→ Short problem
Repeat the following lines verbatim, beginning at the line that contains "List UI elements" and stopping after the line that contains "- y-tick-label: 1,00: [6, 218, 33, 231]".

──────

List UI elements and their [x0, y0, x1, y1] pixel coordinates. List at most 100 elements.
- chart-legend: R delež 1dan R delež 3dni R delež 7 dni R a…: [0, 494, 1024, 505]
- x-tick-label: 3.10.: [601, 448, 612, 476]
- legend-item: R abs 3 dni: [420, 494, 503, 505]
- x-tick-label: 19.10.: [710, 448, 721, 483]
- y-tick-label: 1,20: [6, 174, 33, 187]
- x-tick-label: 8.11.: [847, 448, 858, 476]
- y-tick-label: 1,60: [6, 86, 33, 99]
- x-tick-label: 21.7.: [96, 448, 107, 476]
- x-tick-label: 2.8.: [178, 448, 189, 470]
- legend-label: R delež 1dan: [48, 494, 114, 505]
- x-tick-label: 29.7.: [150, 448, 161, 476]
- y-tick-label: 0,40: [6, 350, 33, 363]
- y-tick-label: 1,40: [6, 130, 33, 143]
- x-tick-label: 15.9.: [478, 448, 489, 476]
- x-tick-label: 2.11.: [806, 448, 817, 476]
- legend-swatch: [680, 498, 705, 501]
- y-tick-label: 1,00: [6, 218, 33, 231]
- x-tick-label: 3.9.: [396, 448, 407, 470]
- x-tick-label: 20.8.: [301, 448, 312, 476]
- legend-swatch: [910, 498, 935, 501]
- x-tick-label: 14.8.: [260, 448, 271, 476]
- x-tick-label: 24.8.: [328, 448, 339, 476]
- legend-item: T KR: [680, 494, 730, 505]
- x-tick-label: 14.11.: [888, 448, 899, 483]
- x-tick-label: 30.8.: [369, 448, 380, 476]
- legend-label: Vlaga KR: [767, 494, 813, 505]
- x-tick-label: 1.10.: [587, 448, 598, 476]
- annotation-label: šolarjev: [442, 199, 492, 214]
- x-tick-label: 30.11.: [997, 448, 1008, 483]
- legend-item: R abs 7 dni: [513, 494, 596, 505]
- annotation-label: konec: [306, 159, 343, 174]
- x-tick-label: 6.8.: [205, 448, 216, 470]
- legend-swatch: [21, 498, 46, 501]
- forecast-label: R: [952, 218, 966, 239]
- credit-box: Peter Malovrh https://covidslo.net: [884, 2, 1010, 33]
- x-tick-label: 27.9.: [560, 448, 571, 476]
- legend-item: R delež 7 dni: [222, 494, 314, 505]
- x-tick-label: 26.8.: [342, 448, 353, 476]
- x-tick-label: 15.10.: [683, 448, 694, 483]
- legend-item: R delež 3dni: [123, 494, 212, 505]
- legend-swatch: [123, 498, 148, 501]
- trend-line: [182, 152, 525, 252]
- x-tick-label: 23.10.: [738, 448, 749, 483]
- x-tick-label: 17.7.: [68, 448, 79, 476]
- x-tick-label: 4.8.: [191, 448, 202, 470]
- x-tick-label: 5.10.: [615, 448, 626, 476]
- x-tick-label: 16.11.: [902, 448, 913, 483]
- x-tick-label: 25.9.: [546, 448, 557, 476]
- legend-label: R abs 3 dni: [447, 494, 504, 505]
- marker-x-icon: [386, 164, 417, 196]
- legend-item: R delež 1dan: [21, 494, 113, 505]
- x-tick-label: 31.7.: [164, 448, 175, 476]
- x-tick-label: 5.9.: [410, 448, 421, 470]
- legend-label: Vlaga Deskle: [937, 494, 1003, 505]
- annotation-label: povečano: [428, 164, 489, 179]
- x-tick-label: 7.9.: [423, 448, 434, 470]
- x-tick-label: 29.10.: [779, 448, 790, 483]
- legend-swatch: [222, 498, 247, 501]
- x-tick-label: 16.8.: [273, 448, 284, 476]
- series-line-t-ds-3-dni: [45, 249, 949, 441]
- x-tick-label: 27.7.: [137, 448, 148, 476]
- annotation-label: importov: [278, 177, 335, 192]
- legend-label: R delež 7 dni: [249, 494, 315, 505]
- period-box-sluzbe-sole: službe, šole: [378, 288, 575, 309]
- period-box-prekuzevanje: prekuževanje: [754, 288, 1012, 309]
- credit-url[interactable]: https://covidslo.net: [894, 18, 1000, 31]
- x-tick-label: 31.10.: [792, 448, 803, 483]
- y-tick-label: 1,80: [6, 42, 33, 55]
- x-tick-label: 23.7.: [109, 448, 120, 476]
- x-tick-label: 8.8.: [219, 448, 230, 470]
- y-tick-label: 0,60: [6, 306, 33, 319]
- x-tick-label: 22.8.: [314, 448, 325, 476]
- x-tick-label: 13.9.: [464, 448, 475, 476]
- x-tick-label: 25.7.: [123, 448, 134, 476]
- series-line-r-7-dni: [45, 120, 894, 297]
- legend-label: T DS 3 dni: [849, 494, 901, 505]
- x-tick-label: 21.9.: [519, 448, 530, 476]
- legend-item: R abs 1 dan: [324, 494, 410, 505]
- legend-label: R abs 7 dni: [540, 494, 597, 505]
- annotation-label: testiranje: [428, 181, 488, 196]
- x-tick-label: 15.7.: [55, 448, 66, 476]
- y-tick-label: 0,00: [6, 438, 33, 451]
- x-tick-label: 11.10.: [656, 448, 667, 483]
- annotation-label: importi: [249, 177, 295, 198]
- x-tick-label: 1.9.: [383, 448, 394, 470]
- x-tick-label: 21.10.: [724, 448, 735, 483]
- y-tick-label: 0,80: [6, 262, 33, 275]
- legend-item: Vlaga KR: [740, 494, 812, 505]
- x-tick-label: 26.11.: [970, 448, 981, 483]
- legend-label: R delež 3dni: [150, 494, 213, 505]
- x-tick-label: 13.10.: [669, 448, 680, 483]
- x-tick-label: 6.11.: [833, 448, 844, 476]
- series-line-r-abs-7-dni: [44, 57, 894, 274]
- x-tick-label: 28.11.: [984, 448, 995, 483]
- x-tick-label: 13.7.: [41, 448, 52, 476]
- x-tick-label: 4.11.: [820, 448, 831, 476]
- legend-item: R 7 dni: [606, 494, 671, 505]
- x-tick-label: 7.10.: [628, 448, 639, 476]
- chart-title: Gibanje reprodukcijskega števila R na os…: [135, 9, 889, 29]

──────

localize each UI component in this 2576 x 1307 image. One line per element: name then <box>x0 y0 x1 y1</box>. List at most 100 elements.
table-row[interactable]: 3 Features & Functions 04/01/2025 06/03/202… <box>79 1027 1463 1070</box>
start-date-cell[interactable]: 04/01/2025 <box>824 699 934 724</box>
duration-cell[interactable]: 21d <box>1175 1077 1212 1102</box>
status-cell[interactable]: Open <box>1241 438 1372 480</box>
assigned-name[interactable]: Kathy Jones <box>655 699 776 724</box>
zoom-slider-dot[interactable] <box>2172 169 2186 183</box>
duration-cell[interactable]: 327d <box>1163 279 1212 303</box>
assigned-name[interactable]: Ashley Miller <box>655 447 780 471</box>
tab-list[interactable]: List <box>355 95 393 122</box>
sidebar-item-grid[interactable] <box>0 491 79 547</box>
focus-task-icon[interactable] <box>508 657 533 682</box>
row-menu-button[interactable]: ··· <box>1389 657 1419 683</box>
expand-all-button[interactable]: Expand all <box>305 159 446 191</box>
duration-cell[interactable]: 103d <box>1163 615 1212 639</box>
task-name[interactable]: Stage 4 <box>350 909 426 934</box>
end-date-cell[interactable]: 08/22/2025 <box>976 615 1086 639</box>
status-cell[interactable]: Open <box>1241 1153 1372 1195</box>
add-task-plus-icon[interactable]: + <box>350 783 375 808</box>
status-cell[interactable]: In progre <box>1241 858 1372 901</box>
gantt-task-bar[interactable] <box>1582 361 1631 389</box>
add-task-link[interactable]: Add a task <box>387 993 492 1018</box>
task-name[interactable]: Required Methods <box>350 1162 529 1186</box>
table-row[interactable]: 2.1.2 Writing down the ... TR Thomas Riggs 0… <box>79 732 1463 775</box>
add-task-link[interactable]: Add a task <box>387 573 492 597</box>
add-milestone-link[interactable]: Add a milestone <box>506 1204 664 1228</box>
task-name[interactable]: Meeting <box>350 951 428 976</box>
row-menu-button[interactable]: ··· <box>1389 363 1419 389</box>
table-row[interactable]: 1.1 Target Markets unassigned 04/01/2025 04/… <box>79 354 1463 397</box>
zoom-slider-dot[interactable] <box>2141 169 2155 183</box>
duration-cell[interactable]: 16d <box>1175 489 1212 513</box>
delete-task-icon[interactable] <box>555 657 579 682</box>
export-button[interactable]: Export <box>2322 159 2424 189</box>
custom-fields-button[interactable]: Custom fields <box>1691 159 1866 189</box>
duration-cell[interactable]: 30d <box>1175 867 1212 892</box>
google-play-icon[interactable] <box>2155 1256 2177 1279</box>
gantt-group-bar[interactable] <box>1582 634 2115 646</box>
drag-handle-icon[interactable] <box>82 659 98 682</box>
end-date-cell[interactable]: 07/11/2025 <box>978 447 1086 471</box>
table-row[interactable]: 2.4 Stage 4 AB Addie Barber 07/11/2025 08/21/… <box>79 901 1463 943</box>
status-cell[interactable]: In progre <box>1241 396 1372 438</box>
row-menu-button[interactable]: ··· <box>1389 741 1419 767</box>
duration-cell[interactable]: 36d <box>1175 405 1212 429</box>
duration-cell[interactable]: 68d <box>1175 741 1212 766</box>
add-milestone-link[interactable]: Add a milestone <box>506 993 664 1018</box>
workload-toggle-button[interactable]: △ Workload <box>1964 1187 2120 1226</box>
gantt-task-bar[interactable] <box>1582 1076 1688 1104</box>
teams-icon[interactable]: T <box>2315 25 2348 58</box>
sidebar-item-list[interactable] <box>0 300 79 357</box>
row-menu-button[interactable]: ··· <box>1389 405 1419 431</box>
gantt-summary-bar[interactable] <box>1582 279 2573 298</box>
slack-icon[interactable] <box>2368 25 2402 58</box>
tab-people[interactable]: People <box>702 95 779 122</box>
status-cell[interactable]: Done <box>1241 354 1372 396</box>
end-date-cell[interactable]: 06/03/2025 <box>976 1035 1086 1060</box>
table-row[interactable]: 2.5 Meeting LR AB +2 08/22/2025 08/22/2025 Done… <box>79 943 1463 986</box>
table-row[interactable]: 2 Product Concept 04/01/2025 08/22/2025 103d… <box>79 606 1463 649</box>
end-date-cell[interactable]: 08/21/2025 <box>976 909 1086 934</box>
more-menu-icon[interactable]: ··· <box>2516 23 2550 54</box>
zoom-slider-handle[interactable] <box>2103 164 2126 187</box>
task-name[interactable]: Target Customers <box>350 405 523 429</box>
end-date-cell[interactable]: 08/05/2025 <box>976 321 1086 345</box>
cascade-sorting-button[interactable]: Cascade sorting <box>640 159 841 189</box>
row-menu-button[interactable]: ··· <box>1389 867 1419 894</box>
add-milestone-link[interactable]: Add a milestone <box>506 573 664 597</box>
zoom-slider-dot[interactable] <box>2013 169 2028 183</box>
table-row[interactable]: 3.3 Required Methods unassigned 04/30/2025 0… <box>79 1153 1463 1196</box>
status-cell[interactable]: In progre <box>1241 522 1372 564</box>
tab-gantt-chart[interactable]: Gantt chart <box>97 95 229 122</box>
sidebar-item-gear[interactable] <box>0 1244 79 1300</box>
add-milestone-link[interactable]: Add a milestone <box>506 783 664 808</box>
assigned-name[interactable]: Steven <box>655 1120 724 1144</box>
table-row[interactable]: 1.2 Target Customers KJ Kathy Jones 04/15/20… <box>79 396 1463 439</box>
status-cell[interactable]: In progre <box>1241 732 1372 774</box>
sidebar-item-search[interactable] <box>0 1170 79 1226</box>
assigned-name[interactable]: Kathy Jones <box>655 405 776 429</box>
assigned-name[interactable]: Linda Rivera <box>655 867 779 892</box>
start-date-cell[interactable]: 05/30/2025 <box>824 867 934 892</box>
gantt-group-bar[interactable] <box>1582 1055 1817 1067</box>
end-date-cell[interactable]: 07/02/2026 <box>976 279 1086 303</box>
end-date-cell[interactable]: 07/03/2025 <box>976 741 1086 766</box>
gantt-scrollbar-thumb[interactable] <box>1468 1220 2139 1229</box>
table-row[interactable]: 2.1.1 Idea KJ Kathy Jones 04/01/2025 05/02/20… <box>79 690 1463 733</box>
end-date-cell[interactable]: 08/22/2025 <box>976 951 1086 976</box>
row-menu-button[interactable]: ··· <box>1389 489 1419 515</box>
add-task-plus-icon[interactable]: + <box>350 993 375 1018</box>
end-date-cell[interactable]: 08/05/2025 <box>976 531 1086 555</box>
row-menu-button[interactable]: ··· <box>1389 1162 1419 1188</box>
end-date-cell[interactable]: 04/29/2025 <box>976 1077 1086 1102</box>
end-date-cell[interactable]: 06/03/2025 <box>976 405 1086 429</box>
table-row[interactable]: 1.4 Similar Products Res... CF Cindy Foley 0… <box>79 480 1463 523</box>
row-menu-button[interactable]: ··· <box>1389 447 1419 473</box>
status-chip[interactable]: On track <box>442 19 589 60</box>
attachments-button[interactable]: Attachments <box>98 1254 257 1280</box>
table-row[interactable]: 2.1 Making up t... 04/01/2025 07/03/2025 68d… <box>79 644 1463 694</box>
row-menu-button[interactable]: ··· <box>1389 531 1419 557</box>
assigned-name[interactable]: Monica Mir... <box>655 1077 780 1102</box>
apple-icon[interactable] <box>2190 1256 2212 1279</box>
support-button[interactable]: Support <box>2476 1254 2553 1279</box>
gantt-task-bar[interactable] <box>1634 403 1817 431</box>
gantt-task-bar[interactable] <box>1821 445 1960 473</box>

──────

→ Worked answer
List UI elements and their [x0, y0, x1, y1] pixel coordinates. List at most 100 elements.
- chart-legend: R delež 1dan R delež 3dni R delež 7 dni R a…: [0, 494, 1024, 505]
- x-tick-label: 3.10.: [601, 448, 612, 476]
- legend-item: R abs 3 dni: [420, 494, 503, 505]
- x-tick-label: 19.10.: [710, 448, 721, 483]
- y-tick-label: 1,20: [6, 174, 33, 187]
- x-tick-label: 8.11.: [847, 448, 858, 476]
- y-tick-label: 1,60: [6, 86, 33, 99]
- x-tick-label: 21.7.: [96, 448, 107, 476]
- x-tick-label: 2.8.: [178, 448, 189, 470]
- legend-label: R delež 1dan: [48, 494, 114, 505]
- x-tick-label: 29.7.: [150, 448, 161, 476]
- y-tick-label: 0,40: [6, 350, 33, 363]
- y-tick-label: 1,40: [6, 130, 33, 143]
- x-tick-label: 15.9.: [478, 448, 489, 476]
- x-tick-label: 2.11.: [806, 448, 817, 476]
- legend-swatch: [680, 498, 705, 501]
- y-tick-label: 1,00: [6, 218, 33, 231]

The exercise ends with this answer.